** start of PROVIDED RECORDS **
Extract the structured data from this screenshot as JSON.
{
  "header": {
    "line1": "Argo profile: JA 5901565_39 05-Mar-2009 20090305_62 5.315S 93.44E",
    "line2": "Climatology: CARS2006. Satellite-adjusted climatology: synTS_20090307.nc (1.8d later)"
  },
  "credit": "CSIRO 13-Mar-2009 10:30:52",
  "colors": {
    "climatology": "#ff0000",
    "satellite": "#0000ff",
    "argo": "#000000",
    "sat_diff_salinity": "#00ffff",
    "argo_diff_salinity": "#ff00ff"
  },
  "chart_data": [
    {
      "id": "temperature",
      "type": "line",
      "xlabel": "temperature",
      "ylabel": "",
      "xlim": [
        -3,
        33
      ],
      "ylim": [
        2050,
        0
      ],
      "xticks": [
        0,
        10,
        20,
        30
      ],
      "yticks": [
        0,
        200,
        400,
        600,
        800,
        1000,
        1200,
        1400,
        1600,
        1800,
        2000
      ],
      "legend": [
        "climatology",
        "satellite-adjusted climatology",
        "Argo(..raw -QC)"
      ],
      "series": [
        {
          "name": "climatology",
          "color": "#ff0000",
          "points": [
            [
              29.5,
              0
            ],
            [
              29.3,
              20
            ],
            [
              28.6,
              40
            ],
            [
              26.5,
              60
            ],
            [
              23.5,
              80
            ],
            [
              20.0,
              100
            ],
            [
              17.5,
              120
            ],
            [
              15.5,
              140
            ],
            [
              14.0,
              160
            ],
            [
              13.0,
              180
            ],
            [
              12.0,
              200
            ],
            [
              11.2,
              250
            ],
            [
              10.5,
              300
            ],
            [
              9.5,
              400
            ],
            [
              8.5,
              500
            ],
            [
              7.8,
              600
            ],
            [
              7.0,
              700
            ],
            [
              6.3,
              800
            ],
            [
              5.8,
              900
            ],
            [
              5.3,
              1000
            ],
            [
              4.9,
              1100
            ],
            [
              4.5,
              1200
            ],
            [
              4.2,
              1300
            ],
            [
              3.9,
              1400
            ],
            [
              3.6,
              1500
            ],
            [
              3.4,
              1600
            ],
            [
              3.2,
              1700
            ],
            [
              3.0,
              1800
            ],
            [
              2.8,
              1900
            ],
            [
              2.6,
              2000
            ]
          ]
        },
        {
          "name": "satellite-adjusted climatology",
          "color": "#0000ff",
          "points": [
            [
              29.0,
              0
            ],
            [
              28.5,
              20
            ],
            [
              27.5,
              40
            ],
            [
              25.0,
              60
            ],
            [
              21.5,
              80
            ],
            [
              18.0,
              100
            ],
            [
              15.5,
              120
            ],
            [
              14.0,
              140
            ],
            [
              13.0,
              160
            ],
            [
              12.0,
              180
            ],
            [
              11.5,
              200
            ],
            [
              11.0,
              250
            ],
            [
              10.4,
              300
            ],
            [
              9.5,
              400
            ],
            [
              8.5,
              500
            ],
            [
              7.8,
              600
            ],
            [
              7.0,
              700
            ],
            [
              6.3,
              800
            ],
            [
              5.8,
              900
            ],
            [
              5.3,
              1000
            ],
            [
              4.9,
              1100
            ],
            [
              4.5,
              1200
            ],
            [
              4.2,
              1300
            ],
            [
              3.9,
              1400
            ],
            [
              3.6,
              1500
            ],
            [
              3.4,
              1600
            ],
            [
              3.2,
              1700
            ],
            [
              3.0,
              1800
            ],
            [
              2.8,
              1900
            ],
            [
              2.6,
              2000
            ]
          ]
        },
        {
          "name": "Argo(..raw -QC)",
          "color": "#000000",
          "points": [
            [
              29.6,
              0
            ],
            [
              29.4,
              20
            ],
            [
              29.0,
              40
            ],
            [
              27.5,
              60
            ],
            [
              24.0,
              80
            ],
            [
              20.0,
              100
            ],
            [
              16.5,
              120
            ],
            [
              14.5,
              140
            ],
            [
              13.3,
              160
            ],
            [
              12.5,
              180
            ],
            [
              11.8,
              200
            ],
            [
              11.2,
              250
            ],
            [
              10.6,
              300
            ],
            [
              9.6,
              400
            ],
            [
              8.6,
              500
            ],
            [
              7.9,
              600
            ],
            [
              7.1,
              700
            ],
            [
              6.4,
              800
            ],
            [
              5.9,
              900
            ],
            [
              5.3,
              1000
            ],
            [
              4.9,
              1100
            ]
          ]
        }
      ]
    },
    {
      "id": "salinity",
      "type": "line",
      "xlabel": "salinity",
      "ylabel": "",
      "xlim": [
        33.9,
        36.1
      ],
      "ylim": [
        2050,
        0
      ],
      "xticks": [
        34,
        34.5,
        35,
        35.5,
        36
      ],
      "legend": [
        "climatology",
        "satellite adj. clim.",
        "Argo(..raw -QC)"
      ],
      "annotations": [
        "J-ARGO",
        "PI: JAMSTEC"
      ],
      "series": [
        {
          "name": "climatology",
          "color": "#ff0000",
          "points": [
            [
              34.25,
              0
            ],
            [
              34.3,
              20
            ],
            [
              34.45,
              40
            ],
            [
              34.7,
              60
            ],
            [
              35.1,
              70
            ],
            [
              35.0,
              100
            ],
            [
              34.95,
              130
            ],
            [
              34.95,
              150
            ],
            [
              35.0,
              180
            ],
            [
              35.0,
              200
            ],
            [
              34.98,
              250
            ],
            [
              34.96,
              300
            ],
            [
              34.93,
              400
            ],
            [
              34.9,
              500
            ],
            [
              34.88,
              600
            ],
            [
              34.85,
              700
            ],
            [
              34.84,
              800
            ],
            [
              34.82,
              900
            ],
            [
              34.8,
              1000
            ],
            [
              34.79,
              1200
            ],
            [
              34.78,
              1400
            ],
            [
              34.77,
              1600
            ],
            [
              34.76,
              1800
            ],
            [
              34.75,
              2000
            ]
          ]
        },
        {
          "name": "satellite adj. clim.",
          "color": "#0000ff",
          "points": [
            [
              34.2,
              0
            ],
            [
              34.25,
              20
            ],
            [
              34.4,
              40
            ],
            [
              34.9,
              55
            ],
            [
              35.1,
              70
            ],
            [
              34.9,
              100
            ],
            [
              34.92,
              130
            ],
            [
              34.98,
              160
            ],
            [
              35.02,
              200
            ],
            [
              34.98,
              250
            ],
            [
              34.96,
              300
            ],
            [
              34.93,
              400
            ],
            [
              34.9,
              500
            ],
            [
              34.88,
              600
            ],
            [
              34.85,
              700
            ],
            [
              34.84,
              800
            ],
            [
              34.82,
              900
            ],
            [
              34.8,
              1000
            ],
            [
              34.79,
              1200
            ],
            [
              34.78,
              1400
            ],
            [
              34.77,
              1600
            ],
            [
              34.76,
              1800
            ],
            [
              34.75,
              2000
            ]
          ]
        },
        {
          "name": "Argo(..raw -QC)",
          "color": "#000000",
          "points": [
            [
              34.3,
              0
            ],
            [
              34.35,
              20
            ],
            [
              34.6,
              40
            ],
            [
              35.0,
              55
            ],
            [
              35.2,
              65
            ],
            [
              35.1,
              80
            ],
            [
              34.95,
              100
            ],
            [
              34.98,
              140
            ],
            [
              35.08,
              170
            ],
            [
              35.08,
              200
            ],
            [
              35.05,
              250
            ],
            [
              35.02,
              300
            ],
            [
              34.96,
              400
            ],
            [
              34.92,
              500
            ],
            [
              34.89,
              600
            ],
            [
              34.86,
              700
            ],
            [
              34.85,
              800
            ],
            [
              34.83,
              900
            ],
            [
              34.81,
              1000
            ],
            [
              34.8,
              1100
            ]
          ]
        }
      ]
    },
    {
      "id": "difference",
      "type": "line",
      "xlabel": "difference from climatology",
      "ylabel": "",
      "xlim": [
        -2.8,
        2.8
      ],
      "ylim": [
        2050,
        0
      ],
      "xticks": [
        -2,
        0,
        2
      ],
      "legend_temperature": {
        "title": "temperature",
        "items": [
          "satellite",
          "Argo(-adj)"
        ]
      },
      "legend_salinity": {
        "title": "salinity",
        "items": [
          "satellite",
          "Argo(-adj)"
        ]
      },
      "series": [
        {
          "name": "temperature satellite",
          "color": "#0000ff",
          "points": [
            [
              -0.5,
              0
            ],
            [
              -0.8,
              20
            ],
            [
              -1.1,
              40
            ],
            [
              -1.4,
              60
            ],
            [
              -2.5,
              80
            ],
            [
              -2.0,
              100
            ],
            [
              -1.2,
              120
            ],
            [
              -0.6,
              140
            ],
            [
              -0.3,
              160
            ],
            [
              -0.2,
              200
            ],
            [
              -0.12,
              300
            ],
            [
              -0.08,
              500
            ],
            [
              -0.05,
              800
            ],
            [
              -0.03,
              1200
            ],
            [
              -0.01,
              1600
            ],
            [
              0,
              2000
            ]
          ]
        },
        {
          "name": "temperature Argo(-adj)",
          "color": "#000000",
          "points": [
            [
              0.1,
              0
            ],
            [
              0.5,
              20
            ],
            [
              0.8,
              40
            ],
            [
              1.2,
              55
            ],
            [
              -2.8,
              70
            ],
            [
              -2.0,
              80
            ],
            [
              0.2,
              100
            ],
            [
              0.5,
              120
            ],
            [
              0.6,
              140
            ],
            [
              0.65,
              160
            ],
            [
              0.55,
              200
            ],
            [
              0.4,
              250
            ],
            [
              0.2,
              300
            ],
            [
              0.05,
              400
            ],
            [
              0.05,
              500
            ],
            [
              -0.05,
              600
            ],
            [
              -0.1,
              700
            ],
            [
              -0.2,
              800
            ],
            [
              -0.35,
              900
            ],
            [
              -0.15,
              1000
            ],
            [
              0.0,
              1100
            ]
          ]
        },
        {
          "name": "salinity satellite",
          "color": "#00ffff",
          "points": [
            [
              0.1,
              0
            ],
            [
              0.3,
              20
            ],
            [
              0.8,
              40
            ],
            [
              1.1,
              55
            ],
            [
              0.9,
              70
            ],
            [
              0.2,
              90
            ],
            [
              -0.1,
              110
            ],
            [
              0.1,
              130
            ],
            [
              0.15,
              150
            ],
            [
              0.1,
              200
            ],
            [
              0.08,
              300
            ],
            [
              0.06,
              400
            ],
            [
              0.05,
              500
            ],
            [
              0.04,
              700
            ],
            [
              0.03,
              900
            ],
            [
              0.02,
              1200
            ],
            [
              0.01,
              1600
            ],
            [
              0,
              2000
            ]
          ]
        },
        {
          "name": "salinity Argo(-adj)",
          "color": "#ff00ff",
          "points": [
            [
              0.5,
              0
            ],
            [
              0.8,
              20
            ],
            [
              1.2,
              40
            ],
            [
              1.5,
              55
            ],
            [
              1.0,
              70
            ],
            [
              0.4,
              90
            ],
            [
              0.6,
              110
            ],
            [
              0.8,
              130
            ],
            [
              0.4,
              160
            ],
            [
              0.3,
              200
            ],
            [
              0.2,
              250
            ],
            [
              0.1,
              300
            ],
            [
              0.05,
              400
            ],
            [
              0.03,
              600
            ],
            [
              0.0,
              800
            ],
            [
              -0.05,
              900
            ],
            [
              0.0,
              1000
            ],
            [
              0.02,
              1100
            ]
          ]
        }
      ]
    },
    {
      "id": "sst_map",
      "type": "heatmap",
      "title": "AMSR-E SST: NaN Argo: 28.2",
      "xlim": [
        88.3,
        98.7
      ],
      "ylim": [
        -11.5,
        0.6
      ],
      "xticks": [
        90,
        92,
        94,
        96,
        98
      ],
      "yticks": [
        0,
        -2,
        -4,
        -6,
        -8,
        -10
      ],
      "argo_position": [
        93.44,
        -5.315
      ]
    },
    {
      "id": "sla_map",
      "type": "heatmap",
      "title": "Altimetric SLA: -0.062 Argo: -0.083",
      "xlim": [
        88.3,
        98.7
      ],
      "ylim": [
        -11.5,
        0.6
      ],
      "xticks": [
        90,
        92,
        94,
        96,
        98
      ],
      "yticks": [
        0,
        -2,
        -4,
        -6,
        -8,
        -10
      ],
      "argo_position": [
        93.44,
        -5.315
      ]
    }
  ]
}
** end of PROVIDED RECORDS **
• _WHAT NEEDS TO BE DONE_:
Pick out every line above that contains the word "difference" and copy it.

• _OUTPUT BELOW_:
      "id": "difference",
      "xlabel": "difference from climatology",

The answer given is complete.